[Layout annotation listing]
========================================================================

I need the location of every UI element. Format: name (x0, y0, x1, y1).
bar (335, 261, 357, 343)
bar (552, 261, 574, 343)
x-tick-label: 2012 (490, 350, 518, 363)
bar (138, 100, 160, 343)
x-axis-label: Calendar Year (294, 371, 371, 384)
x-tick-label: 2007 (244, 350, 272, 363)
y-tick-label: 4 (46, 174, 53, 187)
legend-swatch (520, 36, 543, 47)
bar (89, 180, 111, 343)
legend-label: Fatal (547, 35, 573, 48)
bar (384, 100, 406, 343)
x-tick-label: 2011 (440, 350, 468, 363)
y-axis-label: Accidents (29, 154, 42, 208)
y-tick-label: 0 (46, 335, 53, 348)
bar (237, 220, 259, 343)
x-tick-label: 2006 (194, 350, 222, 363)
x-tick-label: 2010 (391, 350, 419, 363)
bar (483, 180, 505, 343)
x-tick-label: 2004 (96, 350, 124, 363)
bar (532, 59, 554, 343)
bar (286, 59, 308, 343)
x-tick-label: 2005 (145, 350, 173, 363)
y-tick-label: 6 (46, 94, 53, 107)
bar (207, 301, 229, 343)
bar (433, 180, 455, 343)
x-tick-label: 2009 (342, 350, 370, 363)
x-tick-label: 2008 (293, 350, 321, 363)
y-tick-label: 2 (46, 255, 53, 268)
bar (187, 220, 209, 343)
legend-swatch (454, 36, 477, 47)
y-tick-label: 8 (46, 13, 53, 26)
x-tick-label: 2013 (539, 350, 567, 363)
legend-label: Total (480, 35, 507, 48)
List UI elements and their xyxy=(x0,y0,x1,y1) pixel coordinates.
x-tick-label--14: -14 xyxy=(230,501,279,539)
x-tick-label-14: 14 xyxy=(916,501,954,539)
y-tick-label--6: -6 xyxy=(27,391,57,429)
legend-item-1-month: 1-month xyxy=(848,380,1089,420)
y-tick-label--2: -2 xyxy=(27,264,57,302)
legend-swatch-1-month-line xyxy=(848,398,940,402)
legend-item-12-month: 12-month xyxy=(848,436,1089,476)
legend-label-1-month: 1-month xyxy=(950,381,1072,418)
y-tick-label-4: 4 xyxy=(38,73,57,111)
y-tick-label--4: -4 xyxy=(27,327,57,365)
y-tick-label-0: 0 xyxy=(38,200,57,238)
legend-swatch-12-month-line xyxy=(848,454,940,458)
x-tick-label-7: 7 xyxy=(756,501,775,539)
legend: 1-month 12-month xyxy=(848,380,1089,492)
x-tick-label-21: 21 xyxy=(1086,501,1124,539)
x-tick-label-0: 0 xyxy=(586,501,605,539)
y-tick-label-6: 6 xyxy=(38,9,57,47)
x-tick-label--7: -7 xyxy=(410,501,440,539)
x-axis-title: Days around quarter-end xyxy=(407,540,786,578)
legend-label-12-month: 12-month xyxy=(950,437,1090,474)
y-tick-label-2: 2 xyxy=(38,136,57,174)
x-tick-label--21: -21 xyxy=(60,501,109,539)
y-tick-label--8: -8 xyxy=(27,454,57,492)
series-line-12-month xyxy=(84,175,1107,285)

========================================================================

Could you output every line of the listing above as a numbered list, leaving out any blank lines?

▸ Correct response
1. I need the location of every UI element. Format: name (x0, y0, x1, y1).
2. bar (335, 261, 357, 343)
3. bar (552, 261, 574, 343)
4. x-tick-label: 2012 (490, 350, 518, 363)
5. bar (138, 100, 160, 343)
6. x-axis-label: Calendar Year (294, 371, 371, 384)
7. x-tick-label: 2007 (244, 350, 272, 363)
8. y-tick-label: 4 (46, 174, 53, 187)
9. legend-swatch (520, 36, 543, 47)
10. bar (89, 180, 111, 343)
11. legend-label: Fatal (547, 35, 573, 48)
12. bar (384, 100, 406, 343)
13. x-tick-label: 2011 (440, 350, 468, 363)
14. y-axis-label: Accidents (29, 154, 42, 208)
15. y-tick-label: 0 (46, 335, 53, 348)
16. bar (237, 220, 259, 343)
17. x-tick-label: 2006 (194, 350, 222, 363)
18. x-tick-label: 2010 (391, 350, 419, 363)
19. bar (483, 180, 505, 343)
20. x-tick-label: 2004 (96, 350, 124, 363)
21. bar (532, 59, 554, 343)
22. bar (286, 59, 308, 343)
23. x-tick-label: 2005 (145, 350, 173, 363)
24. y-tick-label: 6 (46, 94, 53, 107)
25. bar (207, 301, 229, 343)
26. bar (433, 180, 455, 343)
27. x-tick-label: 2009 (342, 350, 370, 363)
28. x-tick-label: 2008 (293, 350, 321, 363)
29. y-tick-label: 2 (46, 255, 53, 268)
30. bar (187, 220, 209, 343)
31. legend-swatch (454, 36, 477, 47)
32. y-tick-label: 8 (46, 13, 53, 26)
33. x-tick-label: 2013 (539, 350, 567, 363)
34. legend-label: Total (480, 35, 507, 48)
35. List UI elements and their xyxy=(x0,y0,x1,y1) pixel coordinates.
36. x-tick-label--14: -14 xyxy=(230,501,279,539)
37. x-tick-label-14: 14 xyxy=(916,501,954,539)
38. y-tick-label--6: -6 xyxy=(27,391,57,429)
39. legend-item-1-month: 1-month xyxy=(848,380,1089,420)
40. y-tick-label--2: -2 xyxy=(27,264,57,302)
41. legend-swatch-1-month-line xyxy=(848,398,940,402)
42. legend-item-12-month: 12-month xyxy=(848,436,1089,476)
43. legend-label-1-month: 1-month xyxy=(950,381,1072,418)
44. y-tick-label-4: 4 xyxy=(38,73,57,111)
45. y-tick-label--4: -4 xyxy=(27,327,57,365)
46. y-tick-label-0: 0 xyxy=(38,200,57,238)
47. legend-swatch-12-month-line xyxy=(848,454,940,458)
48. x-tick-label-7: 7 xyxy=(756,501,775,539)
49. legend: 1-month 12-month xyxy=(848,380,1089,492)
50. x-tick-label-21: 21 xyxy=(1086,501,1124,539)
51. x-tick-label-0: 0 xyxy=(586,501,605,539)
52. y-tick-label-6: 6 xyxy=(38,9,57,47)
53. x-tick-label--7: -7 xyxy=(410,501,440,539)
54. x-axis-title: Days around quarter-end xyxy=(407,540,786,578)
55. legend-label-12-month: 12-month xyxy=(950,437,1090,474)
56. y-tick-label-2: 2 xyxy=(38,136,57,174)
57. x-tick-label--21: -21 xyxy=(60,501,109,539)
58. y-tick-label--8: -8 xyxy=(27,454,57,492)
59. series-line-12-month xyxy=(84,175,1107,285)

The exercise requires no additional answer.